— START OF Provided entries —
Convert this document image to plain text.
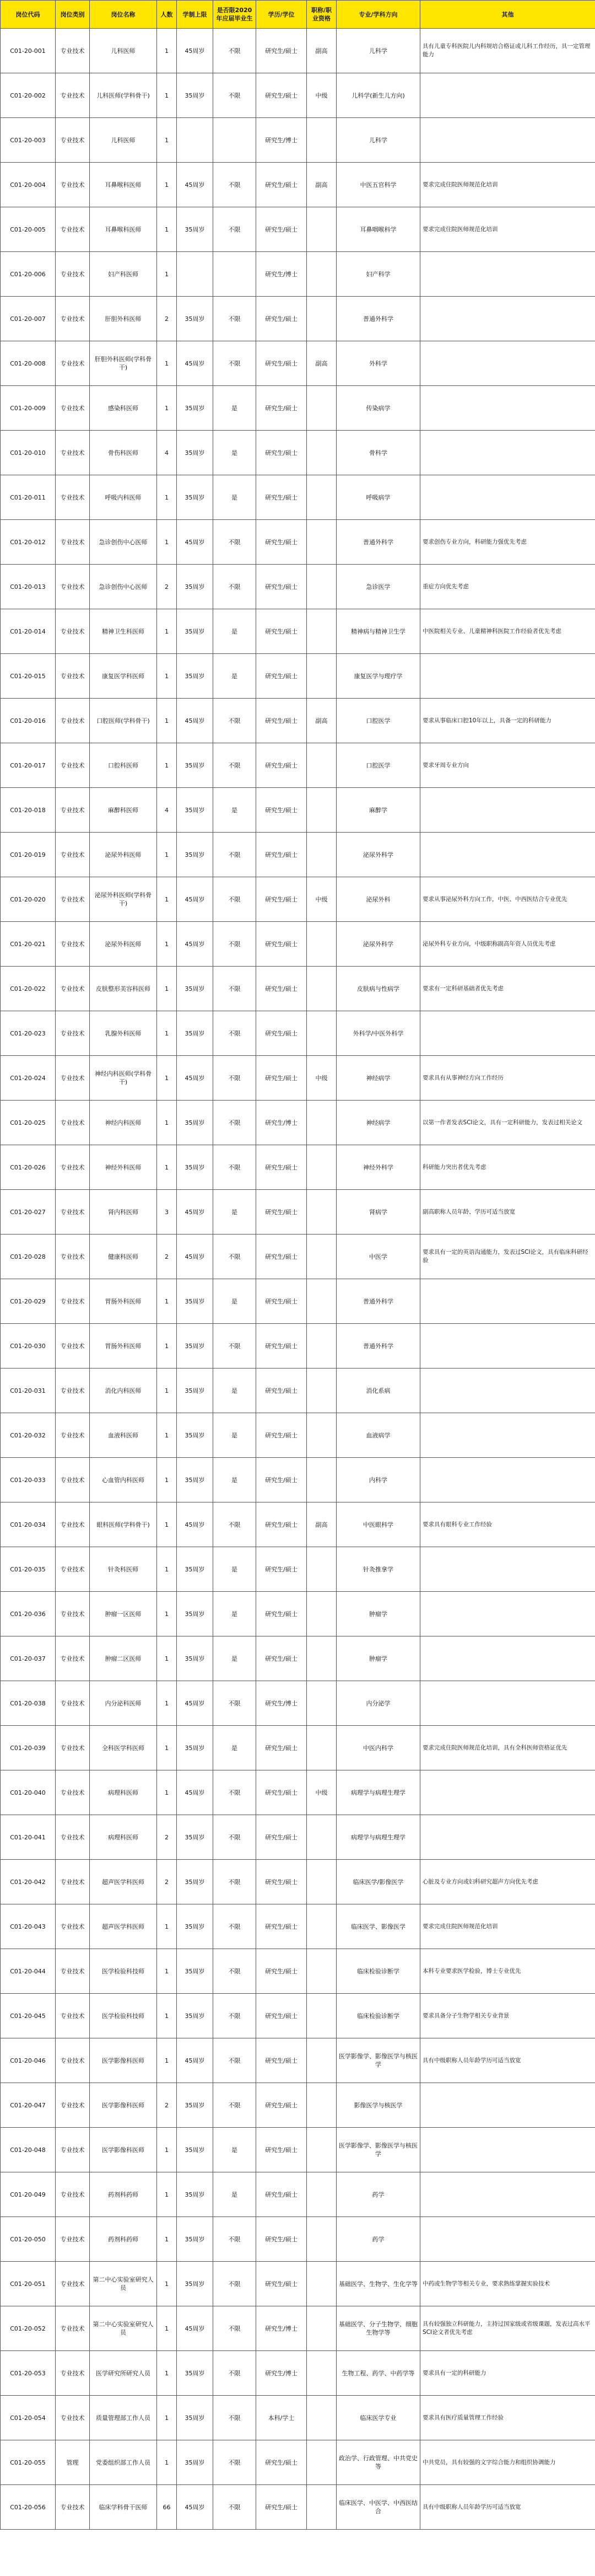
岗位代码	岗位类别	岗位名称	人数	学制上限	是否限2020年应届毕业生	学历/学位	职称/职业资格	专业/学科方向	其他
C01-20-001	专业技术	儿科医师	1	45周岁	不限	研究生/硕士	副高	儿科学	具有儿童专科医院儿内科规培合格证或儿科工作经历，具一定管理能力
C01-20-002	专业技术	儿科医师(学科骨干)	1	35周岁	不限	研究生/硕士	中级	儿科学(新生儿方向)	
C01-20-003	专业技术	儿科医师	1			研究生/博士		儿科学	
C01-20-004	专业技术	耳鼻喉科医师	1	45周岁	不限	研究生/硕士	副高	中医五官科学	要求完成住院医师规范化培训
C01-20-005	专业技术	耳鼻喉科医师	1	35周岁	不限	研究生/硕士		耳鼻咽喉科学	要求完成住院医师规范化培训
C01-20-006	专业技术	妇产科医师	1			研究生/博士		妇产科学	
C01-20-007	专业技术	肝胆外科医师	2	35周岁	不限	研究生/硕士		普通外科学	
C01-20-008	专业技术	肝胆外科医师(学科骨干)	1	45周岁	不限	研究生/硕士	副高	外科学	
C01-20-009	专业技术	感染科医师	1	35周岁	是	研究生/硕士		传染病学	
C01-20-010	专业技术	骨伤科医师	4	35周岁	是	研究生/硕士		骨科学	
C01-20-011	专业技术	呼吸内科医师	1	35周岁	是	研究生/硕士		呼吸病学	
C01-20-012	专业技术	急诊创伤中心医师	1	45周岁	不限	研究生/硕士		普通外科学	要求创伤专业方向，科研能力强优先考虑
C01-20-013	专业技术	急诊创伤中心医师	2	35周岁	不限	研究生/硕士		急诊医学	重症方向优先考虑
C01-20-014	专业技术	精神卫生科医师	1	35周岁	是	研究生/硕士		精神病与精神卫生学	中医院相关专业、儿童精神科医院工作经验者优先考虑
C01-20-015	专业技术	康复医学科医师	1	35周岁	是	研究生/硕士		康复医学与理疗学	
C01-20-016	专业技术	口腔医师(学科骨干)	1	45周岁	不限	研究生/硕士	副高	口腔医学	要求从事临床口腔10年以上，具备一定的科研能力
C01-20-017	专业技术	口腔科医师	1	35周岁	不限	研究生/硕士		口腔医学	要求牙周专业方向
C01-20-018	专业技术	麻醉科医师	4	35周岁	是	研究生/硕士		麻醉学	
C01-20-019	专业技术	泌尿外科医师	1	35周岁	不限	研究生/硕士		泌尿外科学	
C01-20-020	专业技术	泌尿外科医师(学科骨干)	1	45周岁	不限	研究生/硕士	中级	泌尿外科	要求从事泌尿外科方向工作，中医、中西医结合专业优先
C01-20-021	专业技术	泌尿外科医师	1	45周岁	不限	研究生/硕士		泌尿外科学	泌尿外科专业方向，中级职称副高年资人员优先考虑
C01-20-022	专业技术	皮肤整形美容科医师	1	35周岁	不限	研究生/硕士		皮肤病与性病学	要求有一定科研基础者优先考虑
C01-20-023	专业技术	乳腺外科医师	1	35周岁	不限	研究生/硕士		外科学/中医外科学	
C01-20-024	专业技术	神经内科医师(学科骨干)	1	45周岁	不限	研究生/硕士	中级	神经病学	要求具有从事神经方向工作经历
C01-20-025	专业技术	神经内科医师	1	35周岁	不限	研究生/博士		神经病学	以第一作者发表SCI论文，具有一定科研能力，发表过相关论文
C01-20-026	专业技术	神经外科医师	1	35周岁	不限	研究生/硕士		神经外科学	科研能力突出者优先考虑
C01-20-027	专业技术	肾内科医师	3	45周岁	是	研究生/硕士		肾病学	副高职称人员年龄、学历可适当放宽
C01-20-028	专业技术	健康科医师	2	45周岁	不限	研究生/硕士		中医学	要求具有一定的英语沟通能力，发表过SCI论文，具有临床科研经验
C01-20-029	专业技术	胃肠外科医师	1	35周岁	是	研究生/硕士		普通外科学	
C01-20-030	专业技术	胃肠外科医师	1	35周岁	不限	研究生/硕士		普通外科学	
C01-20-031	专业技术	消化内科医师	1	35周岁	是	研究生/硕士		消化系病	
C01-20-032	专业技术	血液科医师	1	35周岁	是	研究生/硕士		血液病学	
C01-20-033	专业技术	心血管内科医师	1	35周岁	是	研究生/硕士		内科学	
C01-20-034	专业技术	眼科医师(学科骨干)	1	45周岁	不限	研究生/硕士	副高	中医眼科学	要求具有眼科专业工作经验
C01-20-035	专业技术	针灸科医师	1	35周岁	是	研究生/硕士		针灸推拿学	
C01-20-036	专业技术	肿瘤一区医师	1	35周岁	是	研究生/硕士		肿瘤学	
C01-20-037	专业技术	肿瘤二区医师	1	35周岁	是	研究生/硕士		肿瘤学	
C01-20-038	专业技术	内分泌科医师	1	45周岁	不限	研究生/博士		内分泌学	
C01-20-039	专业技术	全科医学科医师	1	35周岁	是	研究生/硕士		中医内科学	要求完成住院医师规范化培训，具有全科医师资格证优先
C01-20-040	专业技术	病理科医师	1	45周岁	不限	研究生/硕士	中级	病理学与病理生理学	
C01-20-041	专业技术	病理科医师	2	35周岁	不限	研究生/硕士		病理学与病理生理学	
C01-20-042	专业技术	超声医学科医师	2	35周岁	不限	研究生/硕士		临床医学/影像医学	心脏及专业方向或妇科研究超声方向优先考虑
C01-20-043	专业技术	超声医学科医师	1	35周岁	不限	研究生/硕士		临床医学、影像医学	要求完成住院医师规范化培训
C01-20-044	专业技术	医学检验科技师	1	35周岁	不限	研究生/硕士		临床检验诊断学	本科专业要求医学检验，博士专业优先
C01-20-045	专业技术	医学检验科技师	1	35周岁	不限	研究生/硕士		临床检验诊断学	要求具备分子生物学相关专业背景
C01-20-046	专业技术	医学影像科医师	1	45周岁	不限	研究生/硕士		医学影像学、影像医学与核医学	具有中级职称人员年龄学历可适当放宽
C01-20-047	专业技术	医学影像科医师	2	35周岁	不限	研究生/硕士		影像医学与核医学	
C01-20-048	专业技术	医学影像科医师	1	35周岁	是	研究生/硕士		医学影像学、影像医学与核医学	
C01-20-049	专业技术	药剂科药师	1	35周岁	是	研究生/硕士		药学	
C01-20-050	专业技术	药剂科药师	1	35周岁	不限	研究生/硕士		药学	
C01-20-051	专业技术	第二中心实验室研究人员	1	35周岁	不限	研究生/硕士		基础医学、生物学、生化学等	中药或生物学等相关专业，要求熟练掌握实验技术
C01-20-052	专业技术	第二中心实验室研究人员	1	45周岁	不限	研究生/博士		基础医学、分子生物学、细胞生物学等	具有较强独立科研能力，主持过国家级或省级课题，发表过高水平SCI论文者优先考虑
C01-20-053	专业技术	医学研究所研究人员	1	35周岁	不限	研究生/博士		生物工程、药学、中药学等	要求具有一定的科研能力
C01-20-054	专业技术	质量管理部工作人员	1	35周岁	不限	本科/学士		临床医学专业	要求具有医疗质量管理工作经验
C01-20-055	管理	党委组织部工作人员	1	35周岁	不限	研究生/硕士		政治学、行政管理、中共党史等	中共党员，具有较强的文字综合能力和组织协调能力
C01-20-056	专业技术	临床学科骨干医师	66	45周岁	不限	研究生/硕士		临床医学、中医学、中西医结合	具有中级职称人员年龄学历可适当放宽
— END OF Provided entries —
**Exercise instructions:**
Identify each line holding the string "超声医学科医师", and copy it out.

**Exercise output:**
C01-20-042	专业技术	超声医学科医师	2	35周岁	不限	研究生/硕士		临床医学/影像医学	心脏及专业方向或妇科研究超声方向优先考虑
C01-20-043	专业技术	超声医学科医师	1	35周岁	不限	研究生/硕士		临床医学、影像医学	要求完成住院医师规范化培训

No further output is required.